» **GIVEN EXERCISE**
Check every line of the entries for "name", and copy the lines that hold it.

» **TASK DATA**
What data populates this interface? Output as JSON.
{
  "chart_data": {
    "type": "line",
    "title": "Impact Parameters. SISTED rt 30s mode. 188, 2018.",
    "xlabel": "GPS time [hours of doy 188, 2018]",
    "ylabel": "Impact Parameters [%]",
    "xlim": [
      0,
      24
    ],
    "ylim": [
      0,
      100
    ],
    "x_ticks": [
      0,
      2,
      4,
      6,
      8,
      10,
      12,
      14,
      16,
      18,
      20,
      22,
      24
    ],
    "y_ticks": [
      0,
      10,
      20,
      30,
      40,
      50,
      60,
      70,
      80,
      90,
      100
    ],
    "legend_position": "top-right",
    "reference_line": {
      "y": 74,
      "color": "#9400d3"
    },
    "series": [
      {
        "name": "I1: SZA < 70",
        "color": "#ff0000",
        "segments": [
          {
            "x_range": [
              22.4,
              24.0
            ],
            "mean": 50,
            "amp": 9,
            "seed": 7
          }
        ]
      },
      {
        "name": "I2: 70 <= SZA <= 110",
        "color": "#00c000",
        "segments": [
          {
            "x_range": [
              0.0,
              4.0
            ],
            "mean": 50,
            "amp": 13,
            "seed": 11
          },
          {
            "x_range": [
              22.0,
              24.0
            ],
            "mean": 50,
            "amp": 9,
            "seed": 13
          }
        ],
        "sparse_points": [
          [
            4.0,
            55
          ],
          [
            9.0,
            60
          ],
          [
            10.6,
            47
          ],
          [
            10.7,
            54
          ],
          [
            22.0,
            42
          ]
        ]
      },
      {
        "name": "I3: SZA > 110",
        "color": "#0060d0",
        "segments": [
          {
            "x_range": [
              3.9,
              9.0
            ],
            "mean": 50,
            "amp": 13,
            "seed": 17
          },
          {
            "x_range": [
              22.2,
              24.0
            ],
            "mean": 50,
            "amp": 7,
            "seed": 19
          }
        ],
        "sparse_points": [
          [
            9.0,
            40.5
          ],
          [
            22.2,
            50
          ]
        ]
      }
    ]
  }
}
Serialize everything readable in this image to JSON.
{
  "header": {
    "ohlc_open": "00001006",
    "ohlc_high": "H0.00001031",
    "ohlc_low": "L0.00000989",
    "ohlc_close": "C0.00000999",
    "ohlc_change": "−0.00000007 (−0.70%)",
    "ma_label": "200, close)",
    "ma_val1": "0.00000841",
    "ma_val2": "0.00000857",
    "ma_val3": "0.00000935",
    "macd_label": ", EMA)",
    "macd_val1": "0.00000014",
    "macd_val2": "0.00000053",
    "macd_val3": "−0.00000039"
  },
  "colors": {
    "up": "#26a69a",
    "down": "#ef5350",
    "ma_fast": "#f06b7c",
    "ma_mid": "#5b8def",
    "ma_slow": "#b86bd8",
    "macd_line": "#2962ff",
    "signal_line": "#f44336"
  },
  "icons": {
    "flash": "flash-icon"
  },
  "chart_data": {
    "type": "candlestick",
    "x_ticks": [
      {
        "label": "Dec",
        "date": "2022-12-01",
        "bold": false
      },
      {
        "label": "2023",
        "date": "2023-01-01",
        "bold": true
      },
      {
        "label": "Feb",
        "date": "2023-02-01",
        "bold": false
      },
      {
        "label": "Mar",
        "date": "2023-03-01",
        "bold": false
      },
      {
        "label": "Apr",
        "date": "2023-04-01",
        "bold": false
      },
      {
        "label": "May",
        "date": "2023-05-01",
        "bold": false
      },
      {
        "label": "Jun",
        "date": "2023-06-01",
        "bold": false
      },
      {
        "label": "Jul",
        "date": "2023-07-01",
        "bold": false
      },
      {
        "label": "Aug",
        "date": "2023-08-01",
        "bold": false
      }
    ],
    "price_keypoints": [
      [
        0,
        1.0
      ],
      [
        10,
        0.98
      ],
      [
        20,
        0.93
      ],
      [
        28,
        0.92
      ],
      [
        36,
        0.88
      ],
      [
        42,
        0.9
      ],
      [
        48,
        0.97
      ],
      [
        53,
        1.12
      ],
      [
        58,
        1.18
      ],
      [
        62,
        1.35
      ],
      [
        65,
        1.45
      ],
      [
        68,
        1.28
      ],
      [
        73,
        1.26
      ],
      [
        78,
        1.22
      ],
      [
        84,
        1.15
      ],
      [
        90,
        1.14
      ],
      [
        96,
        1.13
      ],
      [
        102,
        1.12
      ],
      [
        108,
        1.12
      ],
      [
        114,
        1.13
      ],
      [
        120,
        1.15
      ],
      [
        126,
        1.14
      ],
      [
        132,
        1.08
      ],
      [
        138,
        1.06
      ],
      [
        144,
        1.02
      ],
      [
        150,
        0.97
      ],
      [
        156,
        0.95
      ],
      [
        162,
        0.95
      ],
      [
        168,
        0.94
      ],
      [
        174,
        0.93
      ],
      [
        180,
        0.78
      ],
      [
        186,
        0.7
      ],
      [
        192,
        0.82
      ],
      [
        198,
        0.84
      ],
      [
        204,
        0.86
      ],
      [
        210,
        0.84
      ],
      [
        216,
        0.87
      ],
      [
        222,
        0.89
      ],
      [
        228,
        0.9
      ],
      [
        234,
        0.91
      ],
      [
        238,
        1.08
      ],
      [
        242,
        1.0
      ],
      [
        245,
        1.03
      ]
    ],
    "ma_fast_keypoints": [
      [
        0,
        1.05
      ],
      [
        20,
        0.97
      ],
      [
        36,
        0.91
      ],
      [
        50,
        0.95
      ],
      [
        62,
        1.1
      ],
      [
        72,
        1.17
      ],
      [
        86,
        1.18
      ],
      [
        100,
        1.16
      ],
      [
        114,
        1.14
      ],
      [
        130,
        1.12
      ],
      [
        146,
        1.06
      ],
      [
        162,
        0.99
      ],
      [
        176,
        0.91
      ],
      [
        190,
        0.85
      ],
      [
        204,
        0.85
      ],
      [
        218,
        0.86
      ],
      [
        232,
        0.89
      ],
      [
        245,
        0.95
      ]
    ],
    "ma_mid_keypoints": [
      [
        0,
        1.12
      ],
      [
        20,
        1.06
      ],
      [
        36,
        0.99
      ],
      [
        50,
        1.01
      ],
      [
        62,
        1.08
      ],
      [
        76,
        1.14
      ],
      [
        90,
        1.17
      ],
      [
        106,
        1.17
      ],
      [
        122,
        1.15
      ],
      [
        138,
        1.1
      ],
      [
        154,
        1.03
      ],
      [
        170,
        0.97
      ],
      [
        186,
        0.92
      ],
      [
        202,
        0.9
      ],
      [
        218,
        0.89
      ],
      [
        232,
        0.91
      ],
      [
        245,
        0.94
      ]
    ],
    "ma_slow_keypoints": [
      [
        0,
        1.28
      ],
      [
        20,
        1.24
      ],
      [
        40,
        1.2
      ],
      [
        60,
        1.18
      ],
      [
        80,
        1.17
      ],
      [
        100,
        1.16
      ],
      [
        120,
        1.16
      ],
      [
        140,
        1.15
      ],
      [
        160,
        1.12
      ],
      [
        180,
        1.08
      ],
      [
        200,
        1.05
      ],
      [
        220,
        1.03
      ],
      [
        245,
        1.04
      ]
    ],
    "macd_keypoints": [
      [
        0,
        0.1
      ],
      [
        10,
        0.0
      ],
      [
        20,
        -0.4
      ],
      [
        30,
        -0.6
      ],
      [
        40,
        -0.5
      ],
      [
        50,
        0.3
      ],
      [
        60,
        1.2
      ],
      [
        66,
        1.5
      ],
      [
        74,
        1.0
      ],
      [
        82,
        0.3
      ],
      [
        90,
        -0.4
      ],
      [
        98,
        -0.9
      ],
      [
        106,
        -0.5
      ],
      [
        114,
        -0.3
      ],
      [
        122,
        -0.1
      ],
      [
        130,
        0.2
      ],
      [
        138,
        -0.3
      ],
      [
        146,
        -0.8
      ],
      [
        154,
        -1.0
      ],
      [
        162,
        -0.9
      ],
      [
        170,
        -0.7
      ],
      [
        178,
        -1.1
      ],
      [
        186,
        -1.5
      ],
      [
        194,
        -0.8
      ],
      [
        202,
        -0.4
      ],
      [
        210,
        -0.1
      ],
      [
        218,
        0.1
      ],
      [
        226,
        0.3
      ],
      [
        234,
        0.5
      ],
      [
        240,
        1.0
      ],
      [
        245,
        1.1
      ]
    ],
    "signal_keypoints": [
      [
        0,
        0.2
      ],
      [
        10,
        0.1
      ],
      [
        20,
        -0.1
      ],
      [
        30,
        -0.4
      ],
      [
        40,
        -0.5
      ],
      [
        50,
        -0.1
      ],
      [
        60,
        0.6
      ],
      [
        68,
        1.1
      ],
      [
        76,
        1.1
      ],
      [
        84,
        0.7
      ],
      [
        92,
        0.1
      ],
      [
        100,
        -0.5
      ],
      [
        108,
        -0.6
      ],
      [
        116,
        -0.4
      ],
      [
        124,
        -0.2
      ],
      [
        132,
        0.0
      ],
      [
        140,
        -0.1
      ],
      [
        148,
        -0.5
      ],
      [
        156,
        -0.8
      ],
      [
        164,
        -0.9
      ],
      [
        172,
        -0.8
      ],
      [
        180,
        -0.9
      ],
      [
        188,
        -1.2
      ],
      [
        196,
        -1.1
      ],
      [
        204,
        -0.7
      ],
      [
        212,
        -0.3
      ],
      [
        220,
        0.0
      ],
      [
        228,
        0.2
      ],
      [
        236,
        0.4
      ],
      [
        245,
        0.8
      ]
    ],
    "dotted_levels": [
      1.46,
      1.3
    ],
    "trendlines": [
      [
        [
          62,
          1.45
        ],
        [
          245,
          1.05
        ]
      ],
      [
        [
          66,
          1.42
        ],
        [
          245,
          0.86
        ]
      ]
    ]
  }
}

» **OUTPUT**
        "name": "I1: SZA < 70",
        "name": "I2: 70 <= SZA <= 110",
        "name": "I3: SZA > 110",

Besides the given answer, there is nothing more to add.